— START DATA FOR PROCESSING —

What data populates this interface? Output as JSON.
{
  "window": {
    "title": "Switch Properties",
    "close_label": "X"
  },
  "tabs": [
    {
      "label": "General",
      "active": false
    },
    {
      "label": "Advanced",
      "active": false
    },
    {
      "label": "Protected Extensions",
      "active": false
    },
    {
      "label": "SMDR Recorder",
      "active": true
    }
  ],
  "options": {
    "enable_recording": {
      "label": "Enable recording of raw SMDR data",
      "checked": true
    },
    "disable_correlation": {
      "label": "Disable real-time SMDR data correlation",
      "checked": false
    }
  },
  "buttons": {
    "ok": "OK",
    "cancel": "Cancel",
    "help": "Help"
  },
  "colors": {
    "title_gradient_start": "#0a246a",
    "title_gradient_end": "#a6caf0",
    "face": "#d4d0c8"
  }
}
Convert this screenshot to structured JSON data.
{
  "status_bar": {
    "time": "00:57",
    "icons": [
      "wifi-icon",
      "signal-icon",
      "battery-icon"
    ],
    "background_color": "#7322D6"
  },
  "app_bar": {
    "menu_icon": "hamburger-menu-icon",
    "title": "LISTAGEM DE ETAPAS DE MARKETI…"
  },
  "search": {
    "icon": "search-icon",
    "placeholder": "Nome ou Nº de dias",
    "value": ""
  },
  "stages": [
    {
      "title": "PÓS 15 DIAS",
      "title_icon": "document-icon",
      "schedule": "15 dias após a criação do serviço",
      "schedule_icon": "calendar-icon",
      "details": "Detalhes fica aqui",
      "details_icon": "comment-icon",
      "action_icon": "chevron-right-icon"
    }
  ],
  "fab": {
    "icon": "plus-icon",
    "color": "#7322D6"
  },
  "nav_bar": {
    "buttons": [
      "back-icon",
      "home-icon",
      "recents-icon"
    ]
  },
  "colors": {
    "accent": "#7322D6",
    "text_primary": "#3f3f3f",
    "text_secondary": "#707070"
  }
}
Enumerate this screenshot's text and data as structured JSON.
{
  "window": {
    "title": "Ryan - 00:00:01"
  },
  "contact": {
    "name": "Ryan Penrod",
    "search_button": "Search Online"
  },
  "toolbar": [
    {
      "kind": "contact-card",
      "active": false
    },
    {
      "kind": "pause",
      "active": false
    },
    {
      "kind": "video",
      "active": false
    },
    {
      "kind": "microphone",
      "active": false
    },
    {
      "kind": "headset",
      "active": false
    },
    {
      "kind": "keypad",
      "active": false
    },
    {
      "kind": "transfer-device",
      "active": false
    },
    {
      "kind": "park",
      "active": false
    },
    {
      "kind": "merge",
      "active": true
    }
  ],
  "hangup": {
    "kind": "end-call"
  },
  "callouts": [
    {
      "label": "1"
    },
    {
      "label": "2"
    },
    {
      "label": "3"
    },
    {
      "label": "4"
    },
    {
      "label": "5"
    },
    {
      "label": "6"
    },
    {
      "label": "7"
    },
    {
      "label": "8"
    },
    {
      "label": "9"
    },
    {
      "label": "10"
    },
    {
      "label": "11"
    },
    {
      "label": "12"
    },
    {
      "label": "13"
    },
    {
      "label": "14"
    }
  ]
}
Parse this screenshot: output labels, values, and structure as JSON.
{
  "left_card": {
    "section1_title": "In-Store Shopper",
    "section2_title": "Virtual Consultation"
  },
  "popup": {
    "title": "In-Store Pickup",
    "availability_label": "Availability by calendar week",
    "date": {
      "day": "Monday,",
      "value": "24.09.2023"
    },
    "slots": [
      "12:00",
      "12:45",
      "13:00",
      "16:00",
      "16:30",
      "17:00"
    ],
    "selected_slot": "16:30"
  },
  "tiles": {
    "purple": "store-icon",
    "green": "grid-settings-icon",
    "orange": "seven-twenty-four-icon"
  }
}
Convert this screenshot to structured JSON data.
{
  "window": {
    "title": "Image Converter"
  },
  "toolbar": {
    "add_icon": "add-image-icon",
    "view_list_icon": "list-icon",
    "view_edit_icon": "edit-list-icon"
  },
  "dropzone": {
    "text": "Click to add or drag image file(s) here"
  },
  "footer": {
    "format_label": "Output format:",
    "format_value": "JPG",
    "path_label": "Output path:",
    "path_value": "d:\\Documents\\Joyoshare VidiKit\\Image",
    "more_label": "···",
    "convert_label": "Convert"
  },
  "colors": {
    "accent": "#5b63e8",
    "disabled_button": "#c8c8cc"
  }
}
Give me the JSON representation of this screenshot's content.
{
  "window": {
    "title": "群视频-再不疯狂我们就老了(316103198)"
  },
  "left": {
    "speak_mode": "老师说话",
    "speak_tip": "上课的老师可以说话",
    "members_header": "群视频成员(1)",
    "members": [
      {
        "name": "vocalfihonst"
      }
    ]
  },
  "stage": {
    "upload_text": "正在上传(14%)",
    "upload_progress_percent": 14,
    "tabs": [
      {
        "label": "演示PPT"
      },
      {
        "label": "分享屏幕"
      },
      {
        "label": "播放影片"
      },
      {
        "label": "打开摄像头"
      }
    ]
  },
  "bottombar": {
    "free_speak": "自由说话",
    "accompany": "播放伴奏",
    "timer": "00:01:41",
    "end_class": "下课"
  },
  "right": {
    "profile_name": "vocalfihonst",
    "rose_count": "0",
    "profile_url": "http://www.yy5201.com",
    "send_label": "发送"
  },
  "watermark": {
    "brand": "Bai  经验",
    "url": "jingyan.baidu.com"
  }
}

— END DATA FOR PROCESSING —

**WHAT YOU NEED TO DO**
Every record above should be copied exactly.

**SOLVED EXERCISE**
What data populates this interface? Output as JSON.
{
  "window": {
    "title": "Switch Properties",
    "close_label": "X"
  },
  "tabs": [
    {
      "label": "General",
      "active": false
    },
    {
      "label": "Advanced",
      "active": false
    },
    {
      "label": "Protected Extensions",
      "active": false
    },
    {
      "label": "SMDR Recorder",
      "active": true
    }
  ],
  "options": {
    "enable_recording": {
      "label": "Enable recording of raw SMDR data",
      "checked": true
    },
    "disable_correlation": {
      "label": "Disable real-time SMDR data correlation",
      "checked": false
    }
  },
  "buttons": {
    "ok": "OK",
    "cancel": "Cancel",
    "help": "Help"
  },
  "colors": {
    "title_gradient_start": "#0a246a",
    "title_gradient_end": "#a6caf0",
    "face": "#d4d0c8"
  }
}
Convert this screenshot to structured JSON data.
{
  "status_bar": {
    "time": "00:57",
    "icons": [
      "wifi-icon",
      "signal-icon",
      "battery-icon"
    ],
    "background_color": "#7322D6"
  },
  "app_bar": {
    "menu_icon": "hamburger-menu-icon",
    "title": "LISTAGEM DE ETAPAS DE MARKETI…"
  },
  "search": {
    "icon": "search-icon",
    "placeholder": "Nome ou Nº de dias",
    "value": ""
  },
  "stages": [
    {
      "title": "PÓS 15 DIAS",
      "title_icon": "document-icon",
      "schedule": "15 dias após a criação do serviço",
      "schedule_icon": "calendar-icon",
      "details": "Detalhes fica aqui",
      "details_icon": "comment-icon",
      "action_icon": "chevron-right-icon"
    }
  ],
  "fab": {
    "icon": "plus-icon",
    "color": "#7322D6"
  },
  "nav_bar": {
    "buttons": [
      "back-icon",
      "home-icon",
      "recents-icon"
    ]
  },
  "colors": {
    "accent": "#7322D6",
    "text_primary": "#3f3f3f",
    "text_secondary": "#707070"
  }
}
Enumerate this screenshot's text and data as structured JSON.
{
  "window": {
    "title": "Ryan - 00:00:01"
  },
  "contact": {
    "name": "Ryan Penrod",
    "search_button": "Search Online"
  },
  "toolbar": [
    {
      "kind": "contact-card",
      "active": false
    },
    {
      "kind": "pause",
      "active": false
    },
    {
      "kind": "video",
      "active": false
    },
    {
      "kind": "microphone",
      "active": false
    },
    {
      "kind": "headset",
      "active": false
    },
    {
      "kind": "keypad",
      "active": false
    },
    {
      "kind": "transfer-device",
      "active": false
    },
    {
      "kind": "park",
      "active": false
    },
    {
      "kind": "merge",
      "active": true
    }
  ],
  "hangup": {
    "kind": "end-call"
  },
  "callouts": [
    {
      "label": "1"
    },
    {
      "label": "2"
    },
    {
      "label": "3"
    },
    {
      "label": "4"
    },
    {
      "label": "5"
    },
    {
      "label": "6"
    },
    {
      "label": "7"
    },
    {
      "label": "8"
    },
    {
      "label": "9"
    },
    {
      "label": "10"
    },
    {
      "label": "11"
    },
    {
      "label": "12"
    },
    {
      "label": "13"
    },
    {
      "label": "14"
    }
  ]
}
Parse this screenshot: output labels, values, and structure as JSON.
{
  "left_card": {
    "section1_title": "In-Store Shopper",
    "section2_title": "Virtual Consultation"
  },
  "popup": {
    "title": "In-Store Pickup",
    "availability_label": "Availability by calendar week",
    "date": {
      "day": "Monday,",
      "value": "24.09.2023"
    },
    "slots": [
      "12:00",
      "12:45",
      "13:00",
      "16:00",
      "16:30",
      "17:00"
    ],
    "selected_slot": "16:30"
  },
  "tiles": {
    "purple": "store-icon",
    "green": "grid-settings-icon",
    "orange": "seven-twenty-four-icon"
  }
}
Convert this screenshot to structured JSON data.
{
  "window": {
    "title": "Image Converter"
  },
  "toolbar": {
    "add_icon": "add-image-icon",
    "view_list_icon": "list-icon",
    "view_edit_icon": "edit-list-icon"
  },
  "dropzone": {
    "text": "Click to add or drag image file(s) here"
  },
  "footer": {
    "format_label": "Output format:",
    "format_value": "JPG",
    "path_label": "Output path:",
    "path_value": "d:\\Documents\\Joyoshare VidiKit\\Image",
    "more_label": "···",
    "convert_label": "Convert"
  },
  "colors": {
    "accent": "#5b63e8",
    "disabled_button": "#c8c8cc"
  }
}
Give me the JSON representation of this screenshot's content.
{
  "window": {
    "title": "群视频-再不疯狂我们就老了(316103198)"
  },
  "left": {
    "speak_mode": "老师说话",
    "speak_tip": "上课的老师可以说话",
    "members_header": "群视频成员(1)",
    "members": [
      {
        "name": "vocalfihonst"
      }
    ]
  },
  "stage": {
    "upload_text": "正在上传(14%)",
    "upload_progress_percent": 14,
    "tabs": [
      {
        "label": "演示PPT"
      },
      {
        "label": "分享屏幕"
      },
      {
        "label": "播放影片"
      },
      {
        "label": "打开摄像头"
      }
    ]
  },
  "bottombar": {
    "free_speak": "自由说话",
    "accompany": "播放伴奏",
    "timer": "00:01:41",
    "end_class": "下课"
  },
  "right": {
    "profile_name": "vocalfihonst",
    "rose_count": "0",
    "profile_url": "http://www.yy5201.com",
    "send_label": "发送"
  },
  "watermark": {
    "brand": "Bai  经验",
    "url": "jingyan.baidu.com"
  }
}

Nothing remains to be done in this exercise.